Exercise description:
Pull out all lines from the listing below in which the word "labels" appears.

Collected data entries
■ ■ ■ ■ ■

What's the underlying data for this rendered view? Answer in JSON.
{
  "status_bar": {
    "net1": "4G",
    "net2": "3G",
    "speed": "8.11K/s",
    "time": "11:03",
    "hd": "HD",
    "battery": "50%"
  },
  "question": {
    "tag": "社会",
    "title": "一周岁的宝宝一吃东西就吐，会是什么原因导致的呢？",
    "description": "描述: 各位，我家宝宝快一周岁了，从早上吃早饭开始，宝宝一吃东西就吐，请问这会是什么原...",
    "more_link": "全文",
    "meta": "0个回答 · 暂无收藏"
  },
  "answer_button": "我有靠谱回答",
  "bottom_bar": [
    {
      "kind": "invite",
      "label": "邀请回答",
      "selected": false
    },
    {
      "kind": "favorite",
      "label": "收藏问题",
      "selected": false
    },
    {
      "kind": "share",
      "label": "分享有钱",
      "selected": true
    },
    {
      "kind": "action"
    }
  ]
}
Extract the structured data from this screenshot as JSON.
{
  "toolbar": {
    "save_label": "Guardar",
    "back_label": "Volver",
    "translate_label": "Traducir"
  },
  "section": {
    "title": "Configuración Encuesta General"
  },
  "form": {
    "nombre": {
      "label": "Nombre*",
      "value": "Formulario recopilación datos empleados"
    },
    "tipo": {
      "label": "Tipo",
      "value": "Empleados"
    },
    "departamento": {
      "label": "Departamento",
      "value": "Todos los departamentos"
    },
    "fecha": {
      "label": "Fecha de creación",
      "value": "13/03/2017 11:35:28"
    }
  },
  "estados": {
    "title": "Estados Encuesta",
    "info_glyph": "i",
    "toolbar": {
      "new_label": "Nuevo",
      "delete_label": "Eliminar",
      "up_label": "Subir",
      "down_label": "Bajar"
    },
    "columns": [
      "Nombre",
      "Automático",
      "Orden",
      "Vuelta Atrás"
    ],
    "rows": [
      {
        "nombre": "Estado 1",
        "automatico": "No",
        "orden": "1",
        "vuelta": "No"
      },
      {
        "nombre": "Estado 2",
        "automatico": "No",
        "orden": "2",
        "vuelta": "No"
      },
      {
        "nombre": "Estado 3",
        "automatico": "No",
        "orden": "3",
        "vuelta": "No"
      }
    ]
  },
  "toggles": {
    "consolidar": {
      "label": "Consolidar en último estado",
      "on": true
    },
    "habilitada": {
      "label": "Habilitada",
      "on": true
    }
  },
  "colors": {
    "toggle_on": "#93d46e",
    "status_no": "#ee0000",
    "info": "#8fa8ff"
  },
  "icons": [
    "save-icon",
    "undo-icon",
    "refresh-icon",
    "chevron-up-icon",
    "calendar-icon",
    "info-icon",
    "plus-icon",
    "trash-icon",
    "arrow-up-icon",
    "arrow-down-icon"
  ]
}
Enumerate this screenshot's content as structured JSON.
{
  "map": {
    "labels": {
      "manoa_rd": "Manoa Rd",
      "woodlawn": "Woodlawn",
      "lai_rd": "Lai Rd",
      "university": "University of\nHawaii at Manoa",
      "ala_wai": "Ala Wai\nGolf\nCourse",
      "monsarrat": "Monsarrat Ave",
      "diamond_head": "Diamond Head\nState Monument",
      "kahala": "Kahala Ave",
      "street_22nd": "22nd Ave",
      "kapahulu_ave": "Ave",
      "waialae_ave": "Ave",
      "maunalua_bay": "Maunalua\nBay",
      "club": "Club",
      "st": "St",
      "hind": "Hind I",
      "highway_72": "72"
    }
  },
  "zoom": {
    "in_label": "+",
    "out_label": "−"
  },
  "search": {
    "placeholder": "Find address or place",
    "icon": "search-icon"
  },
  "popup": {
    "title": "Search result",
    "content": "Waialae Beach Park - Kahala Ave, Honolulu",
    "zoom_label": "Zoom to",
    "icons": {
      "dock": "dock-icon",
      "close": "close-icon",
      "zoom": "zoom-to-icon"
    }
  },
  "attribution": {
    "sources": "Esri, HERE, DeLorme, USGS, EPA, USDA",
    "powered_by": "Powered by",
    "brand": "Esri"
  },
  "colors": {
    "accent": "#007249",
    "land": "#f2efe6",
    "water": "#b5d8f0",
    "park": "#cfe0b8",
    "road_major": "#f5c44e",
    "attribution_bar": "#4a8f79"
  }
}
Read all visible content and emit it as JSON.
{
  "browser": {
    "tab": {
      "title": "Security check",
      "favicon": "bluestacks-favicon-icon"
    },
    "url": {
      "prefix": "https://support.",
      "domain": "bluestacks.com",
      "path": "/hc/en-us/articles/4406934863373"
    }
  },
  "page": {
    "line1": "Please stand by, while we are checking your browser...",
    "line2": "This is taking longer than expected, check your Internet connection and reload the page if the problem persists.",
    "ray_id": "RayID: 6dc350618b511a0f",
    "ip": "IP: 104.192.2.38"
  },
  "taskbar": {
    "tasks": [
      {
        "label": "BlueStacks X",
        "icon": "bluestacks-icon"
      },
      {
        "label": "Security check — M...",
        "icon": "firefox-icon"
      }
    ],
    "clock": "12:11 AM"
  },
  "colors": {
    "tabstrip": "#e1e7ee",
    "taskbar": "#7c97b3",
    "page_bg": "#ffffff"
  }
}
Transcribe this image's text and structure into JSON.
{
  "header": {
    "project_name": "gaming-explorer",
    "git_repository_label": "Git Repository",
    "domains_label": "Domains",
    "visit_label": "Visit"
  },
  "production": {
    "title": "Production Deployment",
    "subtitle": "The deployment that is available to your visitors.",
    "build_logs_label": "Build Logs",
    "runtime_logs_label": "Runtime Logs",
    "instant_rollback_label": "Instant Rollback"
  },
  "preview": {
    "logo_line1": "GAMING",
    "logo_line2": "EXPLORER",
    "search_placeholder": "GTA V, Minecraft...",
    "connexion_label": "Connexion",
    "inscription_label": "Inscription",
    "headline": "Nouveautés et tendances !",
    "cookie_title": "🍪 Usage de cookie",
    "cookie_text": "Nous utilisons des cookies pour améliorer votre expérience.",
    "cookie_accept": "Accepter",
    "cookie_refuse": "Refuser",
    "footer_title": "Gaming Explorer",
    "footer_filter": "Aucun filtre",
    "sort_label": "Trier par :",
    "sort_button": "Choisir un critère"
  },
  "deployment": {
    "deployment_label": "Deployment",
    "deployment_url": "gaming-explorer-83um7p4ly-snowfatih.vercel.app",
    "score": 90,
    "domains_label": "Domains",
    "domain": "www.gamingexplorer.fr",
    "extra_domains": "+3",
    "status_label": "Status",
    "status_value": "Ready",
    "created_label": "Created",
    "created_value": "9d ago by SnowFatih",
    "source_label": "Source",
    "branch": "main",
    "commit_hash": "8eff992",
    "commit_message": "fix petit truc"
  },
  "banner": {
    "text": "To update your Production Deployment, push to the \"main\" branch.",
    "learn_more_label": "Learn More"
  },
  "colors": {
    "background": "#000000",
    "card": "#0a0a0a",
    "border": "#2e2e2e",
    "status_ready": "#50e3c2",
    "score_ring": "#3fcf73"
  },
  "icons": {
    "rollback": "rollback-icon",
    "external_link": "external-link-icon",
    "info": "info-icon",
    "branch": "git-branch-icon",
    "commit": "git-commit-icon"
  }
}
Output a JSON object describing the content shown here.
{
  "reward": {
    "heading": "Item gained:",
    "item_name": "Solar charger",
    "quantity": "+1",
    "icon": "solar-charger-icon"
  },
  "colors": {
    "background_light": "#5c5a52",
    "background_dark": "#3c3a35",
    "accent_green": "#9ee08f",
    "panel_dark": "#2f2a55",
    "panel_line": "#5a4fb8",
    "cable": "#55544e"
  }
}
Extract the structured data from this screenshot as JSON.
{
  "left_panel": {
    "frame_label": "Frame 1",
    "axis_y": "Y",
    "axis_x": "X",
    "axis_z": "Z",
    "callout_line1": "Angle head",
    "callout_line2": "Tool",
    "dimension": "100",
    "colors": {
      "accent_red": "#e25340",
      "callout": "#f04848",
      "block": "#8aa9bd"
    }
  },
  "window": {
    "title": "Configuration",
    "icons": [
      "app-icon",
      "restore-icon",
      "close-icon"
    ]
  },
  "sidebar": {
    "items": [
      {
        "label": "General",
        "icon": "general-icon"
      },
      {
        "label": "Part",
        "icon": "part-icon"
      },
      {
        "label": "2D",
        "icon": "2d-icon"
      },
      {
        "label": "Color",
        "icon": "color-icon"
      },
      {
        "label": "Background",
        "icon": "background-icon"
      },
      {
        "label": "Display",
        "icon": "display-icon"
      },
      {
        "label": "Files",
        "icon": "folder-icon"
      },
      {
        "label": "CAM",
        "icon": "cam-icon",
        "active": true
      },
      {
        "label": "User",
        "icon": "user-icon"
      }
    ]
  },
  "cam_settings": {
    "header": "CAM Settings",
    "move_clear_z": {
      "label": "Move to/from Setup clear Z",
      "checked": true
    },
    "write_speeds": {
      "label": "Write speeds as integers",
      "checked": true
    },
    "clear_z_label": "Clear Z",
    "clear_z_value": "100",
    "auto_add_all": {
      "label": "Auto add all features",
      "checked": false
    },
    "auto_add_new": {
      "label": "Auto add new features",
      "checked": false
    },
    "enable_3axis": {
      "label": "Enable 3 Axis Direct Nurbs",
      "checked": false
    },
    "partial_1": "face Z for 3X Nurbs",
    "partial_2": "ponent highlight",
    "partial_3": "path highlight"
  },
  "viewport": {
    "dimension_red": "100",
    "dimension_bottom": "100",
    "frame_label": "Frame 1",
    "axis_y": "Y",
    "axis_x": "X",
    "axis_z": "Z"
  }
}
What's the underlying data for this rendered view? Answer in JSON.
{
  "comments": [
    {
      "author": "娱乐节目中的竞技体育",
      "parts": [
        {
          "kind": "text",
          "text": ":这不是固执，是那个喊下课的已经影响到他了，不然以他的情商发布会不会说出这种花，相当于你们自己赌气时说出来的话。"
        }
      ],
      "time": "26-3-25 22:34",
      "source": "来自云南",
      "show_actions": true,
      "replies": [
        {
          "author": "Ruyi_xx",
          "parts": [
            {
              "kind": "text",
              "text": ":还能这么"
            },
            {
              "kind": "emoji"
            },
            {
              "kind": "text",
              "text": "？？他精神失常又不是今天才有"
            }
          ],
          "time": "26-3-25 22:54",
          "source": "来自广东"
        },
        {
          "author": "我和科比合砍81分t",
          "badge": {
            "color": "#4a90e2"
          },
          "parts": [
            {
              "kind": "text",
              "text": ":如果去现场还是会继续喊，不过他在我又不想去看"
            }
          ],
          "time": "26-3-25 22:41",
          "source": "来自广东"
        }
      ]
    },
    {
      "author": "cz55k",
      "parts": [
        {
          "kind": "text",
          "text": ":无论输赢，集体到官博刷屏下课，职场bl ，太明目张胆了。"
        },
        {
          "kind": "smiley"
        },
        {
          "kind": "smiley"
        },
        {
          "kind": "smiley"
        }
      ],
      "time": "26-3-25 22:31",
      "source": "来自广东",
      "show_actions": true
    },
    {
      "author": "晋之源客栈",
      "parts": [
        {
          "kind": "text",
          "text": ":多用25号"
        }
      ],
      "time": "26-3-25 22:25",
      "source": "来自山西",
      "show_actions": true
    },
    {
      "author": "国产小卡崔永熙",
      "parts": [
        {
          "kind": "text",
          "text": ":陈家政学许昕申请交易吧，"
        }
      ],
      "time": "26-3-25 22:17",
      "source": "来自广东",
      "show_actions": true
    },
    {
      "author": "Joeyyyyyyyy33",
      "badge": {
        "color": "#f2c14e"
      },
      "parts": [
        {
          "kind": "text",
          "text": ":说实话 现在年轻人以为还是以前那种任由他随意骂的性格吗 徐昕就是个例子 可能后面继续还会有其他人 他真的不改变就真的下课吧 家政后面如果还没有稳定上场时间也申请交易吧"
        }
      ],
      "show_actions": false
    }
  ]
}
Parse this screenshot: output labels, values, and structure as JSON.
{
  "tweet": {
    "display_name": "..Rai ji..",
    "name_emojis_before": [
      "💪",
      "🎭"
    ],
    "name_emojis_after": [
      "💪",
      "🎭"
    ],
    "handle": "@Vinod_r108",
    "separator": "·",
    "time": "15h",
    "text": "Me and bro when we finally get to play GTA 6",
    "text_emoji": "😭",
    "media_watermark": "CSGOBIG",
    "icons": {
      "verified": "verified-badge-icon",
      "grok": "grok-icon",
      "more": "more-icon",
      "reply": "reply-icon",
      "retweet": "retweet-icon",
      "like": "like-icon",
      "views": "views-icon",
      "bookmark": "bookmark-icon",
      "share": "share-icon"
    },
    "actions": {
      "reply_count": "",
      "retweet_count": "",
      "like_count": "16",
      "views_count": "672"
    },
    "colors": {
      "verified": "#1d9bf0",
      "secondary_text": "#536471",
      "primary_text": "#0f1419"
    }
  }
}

■ ■ ■ ■ ■

Result below:
    "labels": {
Parse this screenshot: output labels, values, and structure as JSON.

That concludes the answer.